## Exercise prompt:
Go through the lines below. Copy those with "további".

## Records for the exercise:
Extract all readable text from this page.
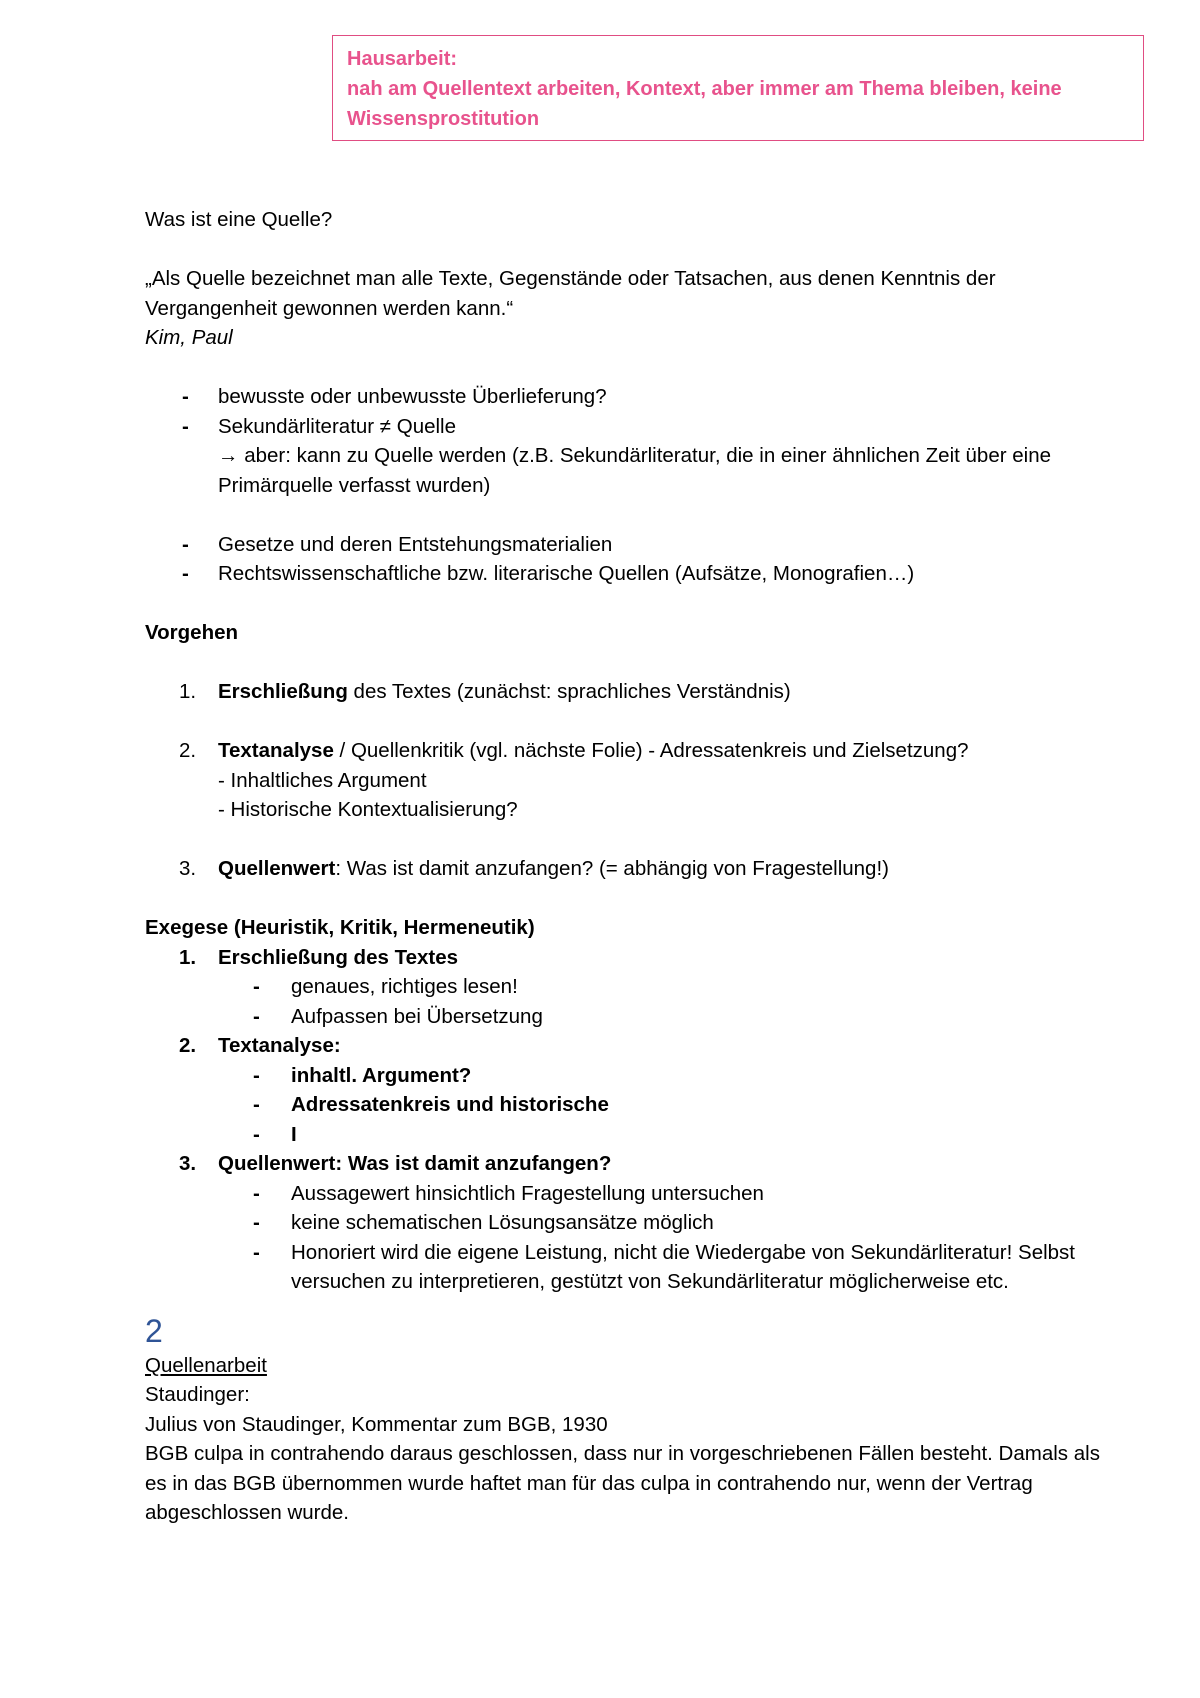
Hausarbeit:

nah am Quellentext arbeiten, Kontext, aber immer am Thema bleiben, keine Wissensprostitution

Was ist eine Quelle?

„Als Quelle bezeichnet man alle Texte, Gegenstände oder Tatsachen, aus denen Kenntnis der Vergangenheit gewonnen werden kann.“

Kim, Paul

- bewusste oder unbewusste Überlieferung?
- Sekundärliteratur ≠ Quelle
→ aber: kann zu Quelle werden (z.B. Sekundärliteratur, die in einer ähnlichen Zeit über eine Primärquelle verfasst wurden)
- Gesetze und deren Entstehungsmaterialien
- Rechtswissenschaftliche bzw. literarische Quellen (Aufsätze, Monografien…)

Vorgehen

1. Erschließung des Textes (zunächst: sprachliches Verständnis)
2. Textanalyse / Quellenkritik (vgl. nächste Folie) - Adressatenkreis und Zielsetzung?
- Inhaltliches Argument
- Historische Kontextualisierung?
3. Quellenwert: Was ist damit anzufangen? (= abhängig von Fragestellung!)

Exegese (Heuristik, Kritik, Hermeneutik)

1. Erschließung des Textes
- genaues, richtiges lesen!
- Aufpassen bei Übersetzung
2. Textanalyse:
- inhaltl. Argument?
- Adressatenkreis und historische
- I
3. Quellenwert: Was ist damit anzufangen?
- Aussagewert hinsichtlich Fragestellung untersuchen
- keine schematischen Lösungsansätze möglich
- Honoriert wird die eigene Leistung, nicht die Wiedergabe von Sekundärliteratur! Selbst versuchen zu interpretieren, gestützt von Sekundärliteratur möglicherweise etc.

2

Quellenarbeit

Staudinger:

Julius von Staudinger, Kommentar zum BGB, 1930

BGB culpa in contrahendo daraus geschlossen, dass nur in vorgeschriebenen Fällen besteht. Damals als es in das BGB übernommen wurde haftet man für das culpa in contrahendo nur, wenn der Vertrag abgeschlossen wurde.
==
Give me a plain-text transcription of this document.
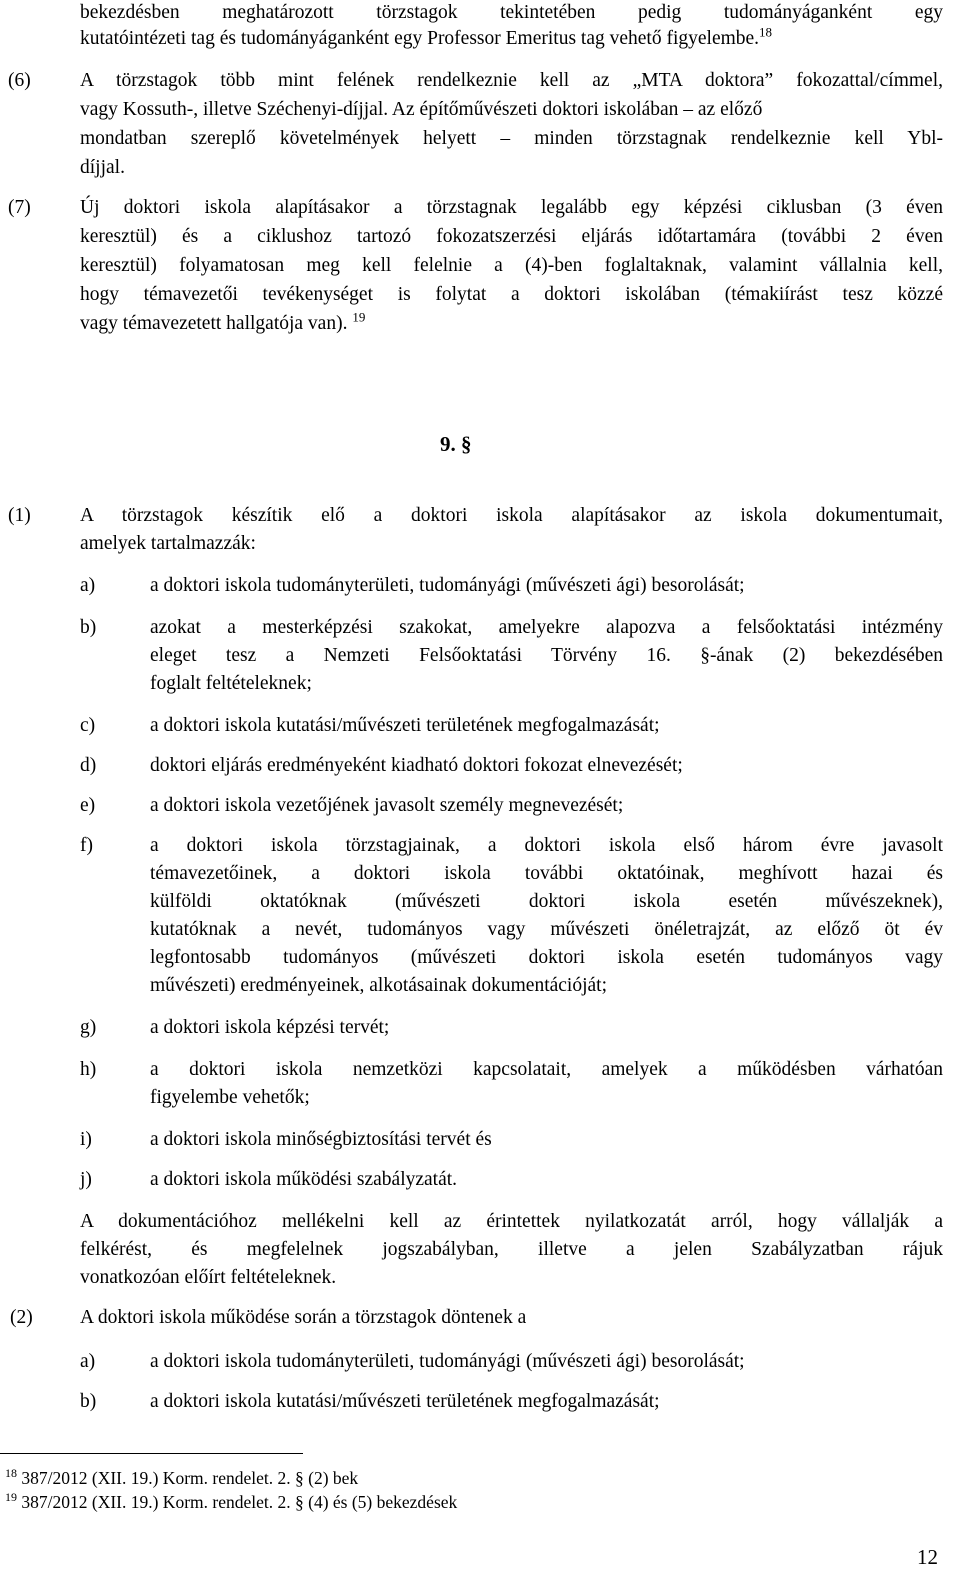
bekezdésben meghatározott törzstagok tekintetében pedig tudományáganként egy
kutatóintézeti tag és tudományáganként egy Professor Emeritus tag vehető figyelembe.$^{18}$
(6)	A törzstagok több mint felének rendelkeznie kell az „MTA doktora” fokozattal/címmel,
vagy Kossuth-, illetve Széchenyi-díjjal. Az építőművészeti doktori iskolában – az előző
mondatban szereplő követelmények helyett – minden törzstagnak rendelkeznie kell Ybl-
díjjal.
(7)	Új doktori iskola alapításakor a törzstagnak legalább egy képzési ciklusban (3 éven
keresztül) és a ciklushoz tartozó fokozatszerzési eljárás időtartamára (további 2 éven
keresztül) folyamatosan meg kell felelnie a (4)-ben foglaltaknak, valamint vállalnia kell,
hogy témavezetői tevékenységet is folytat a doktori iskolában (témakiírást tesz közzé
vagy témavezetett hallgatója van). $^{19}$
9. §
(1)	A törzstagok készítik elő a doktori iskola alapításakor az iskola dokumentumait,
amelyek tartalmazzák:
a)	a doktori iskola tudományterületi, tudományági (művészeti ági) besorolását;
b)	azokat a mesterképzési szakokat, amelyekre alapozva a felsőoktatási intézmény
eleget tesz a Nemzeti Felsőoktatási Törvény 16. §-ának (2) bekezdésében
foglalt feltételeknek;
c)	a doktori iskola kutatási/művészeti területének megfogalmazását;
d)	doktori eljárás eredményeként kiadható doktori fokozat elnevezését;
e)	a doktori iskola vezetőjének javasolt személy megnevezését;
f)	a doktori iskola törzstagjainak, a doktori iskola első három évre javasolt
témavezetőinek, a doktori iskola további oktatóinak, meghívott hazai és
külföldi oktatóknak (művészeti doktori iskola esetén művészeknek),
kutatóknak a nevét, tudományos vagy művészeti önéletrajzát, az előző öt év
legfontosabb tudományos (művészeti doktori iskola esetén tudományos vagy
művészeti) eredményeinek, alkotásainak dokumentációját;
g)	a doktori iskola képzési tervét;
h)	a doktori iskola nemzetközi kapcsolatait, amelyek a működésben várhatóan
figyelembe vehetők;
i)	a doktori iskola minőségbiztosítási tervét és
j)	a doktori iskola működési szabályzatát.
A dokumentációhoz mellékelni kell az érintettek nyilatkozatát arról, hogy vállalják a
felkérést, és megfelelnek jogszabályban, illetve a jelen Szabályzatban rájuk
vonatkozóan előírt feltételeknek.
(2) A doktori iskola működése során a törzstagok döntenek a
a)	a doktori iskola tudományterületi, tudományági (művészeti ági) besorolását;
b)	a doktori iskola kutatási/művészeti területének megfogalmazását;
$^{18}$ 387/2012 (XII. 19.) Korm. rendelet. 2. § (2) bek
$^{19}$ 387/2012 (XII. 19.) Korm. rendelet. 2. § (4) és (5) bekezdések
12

## Correct answer:
keresztül) és a ciklushoz tartozó fokozatszerzési eljárás időtartamára (további 2 éven
témavezetőinek, a doktori iskola további oktatóinak, meghívott hazai és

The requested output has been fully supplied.